* **What is needed**:
Lift out all lines below that contain "population".

* **Listed entries**:

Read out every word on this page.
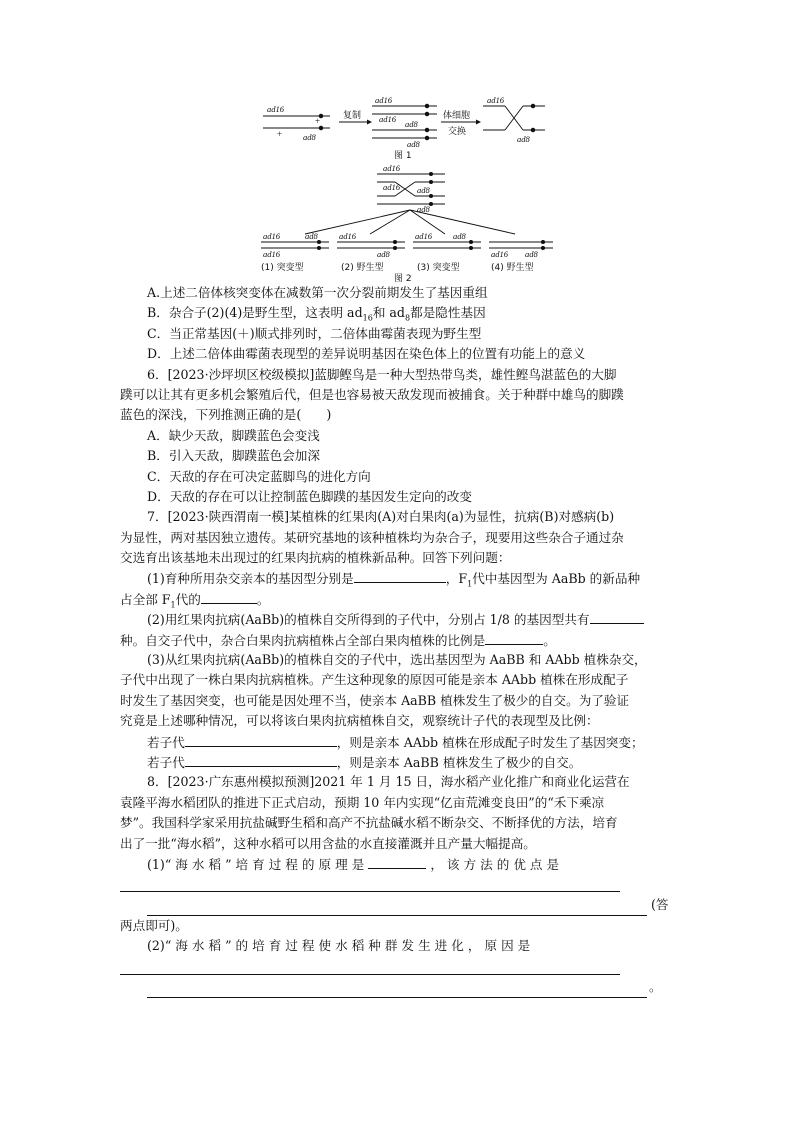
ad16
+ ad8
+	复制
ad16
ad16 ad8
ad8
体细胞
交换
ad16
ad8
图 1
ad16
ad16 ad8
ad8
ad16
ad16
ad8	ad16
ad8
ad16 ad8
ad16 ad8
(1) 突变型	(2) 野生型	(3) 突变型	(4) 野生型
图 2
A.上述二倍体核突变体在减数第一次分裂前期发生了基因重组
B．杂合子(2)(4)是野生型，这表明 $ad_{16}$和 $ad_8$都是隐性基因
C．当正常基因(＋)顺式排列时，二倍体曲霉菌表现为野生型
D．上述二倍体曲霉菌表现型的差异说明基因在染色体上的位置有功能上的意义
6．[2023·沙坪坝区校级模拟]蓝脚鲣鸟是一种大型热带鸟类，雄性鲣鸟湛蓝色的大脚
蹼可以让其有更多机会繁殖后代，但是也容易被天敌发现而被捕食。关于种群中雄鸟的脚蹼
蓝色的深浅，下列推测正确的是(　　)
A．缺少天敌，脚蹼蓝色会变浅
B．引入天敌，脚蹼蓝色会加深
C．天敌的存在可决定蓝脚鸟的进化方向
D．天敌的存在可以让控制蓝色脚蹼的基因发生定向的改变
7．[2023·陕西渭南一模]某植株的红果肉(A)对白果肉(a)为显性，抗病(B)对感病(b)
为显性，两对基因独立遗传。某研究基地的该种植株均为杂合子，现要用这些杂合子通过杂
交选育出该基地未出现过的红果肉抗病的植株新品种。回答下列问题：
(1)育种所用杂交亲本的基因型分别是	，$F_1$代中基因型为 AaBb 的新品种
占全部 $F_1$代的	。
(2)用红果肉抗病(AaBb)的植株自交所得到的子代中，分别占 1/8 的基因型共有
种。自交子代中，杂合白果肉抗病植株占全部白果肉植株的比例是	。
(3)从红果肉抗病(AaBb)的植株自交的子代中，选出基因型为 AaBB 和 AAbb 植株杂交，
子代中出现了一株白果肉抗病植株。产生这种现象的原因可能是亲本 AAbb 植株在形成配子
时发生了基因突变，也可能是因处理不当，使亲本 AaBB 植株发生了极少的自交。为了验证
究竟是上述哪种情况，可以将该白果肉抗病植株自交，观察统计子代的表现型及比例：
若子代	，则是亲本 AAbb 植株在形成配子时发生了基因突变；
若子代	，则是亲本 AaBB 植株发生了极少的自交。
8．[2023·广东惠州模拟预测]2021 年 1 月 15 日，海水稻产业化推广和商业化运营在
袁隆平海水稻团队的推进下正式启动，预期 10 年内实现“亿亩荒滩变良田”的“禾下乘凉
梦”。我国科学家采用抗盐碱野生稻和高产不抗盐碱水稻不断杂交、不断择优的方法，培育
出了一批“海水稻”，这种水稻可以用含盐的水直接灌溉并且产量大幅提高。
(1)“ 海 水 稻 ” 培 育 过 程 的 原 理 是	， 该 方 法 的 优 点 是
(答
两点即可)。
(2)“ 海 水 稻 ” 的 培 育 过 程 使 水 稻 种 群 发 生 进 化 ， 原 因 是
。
---
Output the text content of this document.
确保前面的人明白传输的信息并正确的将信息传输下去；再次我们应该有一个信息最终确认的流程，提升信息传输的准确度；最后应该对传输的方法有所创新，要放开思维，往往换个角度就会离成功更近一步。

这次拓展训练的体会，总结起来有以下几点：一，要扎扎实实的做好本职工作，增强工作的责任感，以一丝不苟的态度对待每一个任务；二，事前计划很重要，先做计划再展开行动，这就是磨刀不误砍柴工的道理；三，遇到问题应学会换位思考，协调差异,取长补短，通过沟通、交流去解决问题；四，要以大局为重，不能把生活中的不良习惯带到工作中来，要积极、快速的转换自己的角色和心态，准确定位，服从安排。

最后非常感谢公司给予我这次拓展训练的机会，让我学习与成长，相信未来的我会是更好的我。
==
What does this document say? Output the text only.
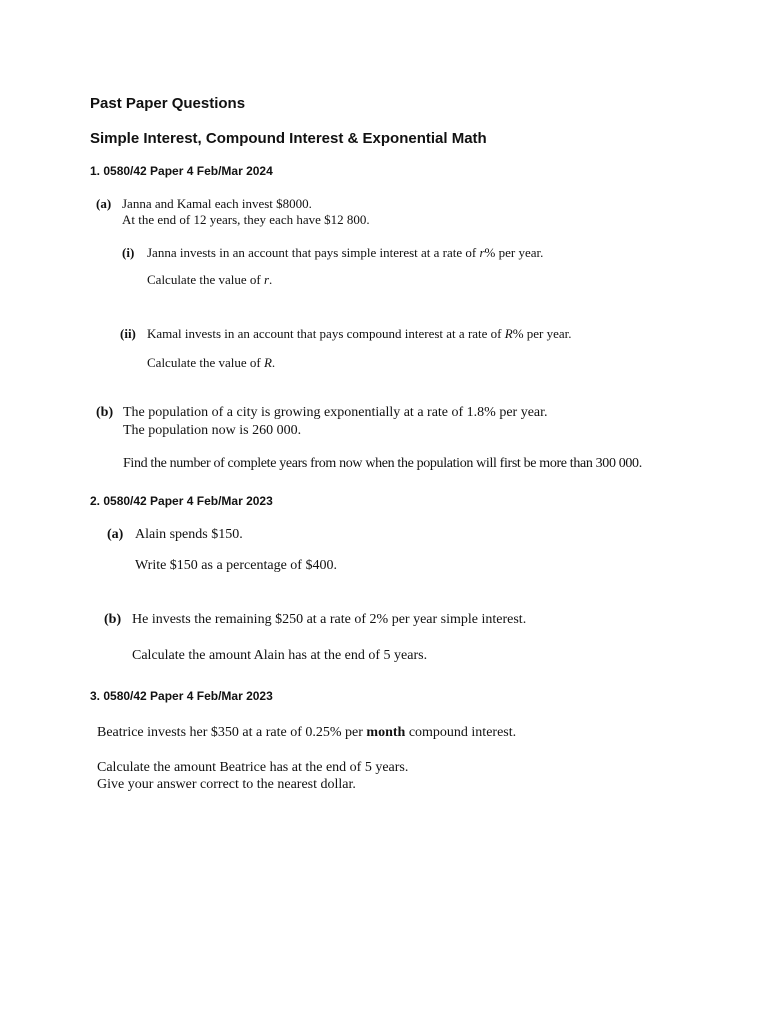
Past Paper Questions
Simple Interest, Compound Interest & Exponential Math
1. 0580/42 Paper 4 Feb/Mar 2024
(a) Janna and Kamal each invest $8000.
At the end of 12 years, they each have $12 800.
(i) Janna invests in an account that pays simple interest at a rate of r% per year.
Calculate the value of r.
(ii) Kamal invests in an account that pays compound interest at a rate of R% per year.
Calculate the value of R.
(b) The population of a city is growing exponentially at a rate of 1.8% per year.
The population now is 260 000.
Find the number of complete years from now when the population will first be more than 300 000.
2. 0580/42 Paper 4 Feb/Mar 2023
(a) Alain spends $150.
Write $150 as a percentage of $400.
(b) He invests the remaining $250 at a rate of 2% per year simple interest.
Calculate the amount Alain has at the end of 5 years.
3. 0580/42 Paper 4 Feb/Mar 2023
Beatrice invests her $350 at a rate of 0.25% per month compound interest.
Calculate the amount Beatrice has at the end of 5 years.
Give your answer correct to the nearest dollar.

* **Written reply**:
(b) The population of a city is growing exponentially at a rate of 1.8% per year.
The population now is 260 000.
Find the number of complete years from now when the population will first be more than 300 000.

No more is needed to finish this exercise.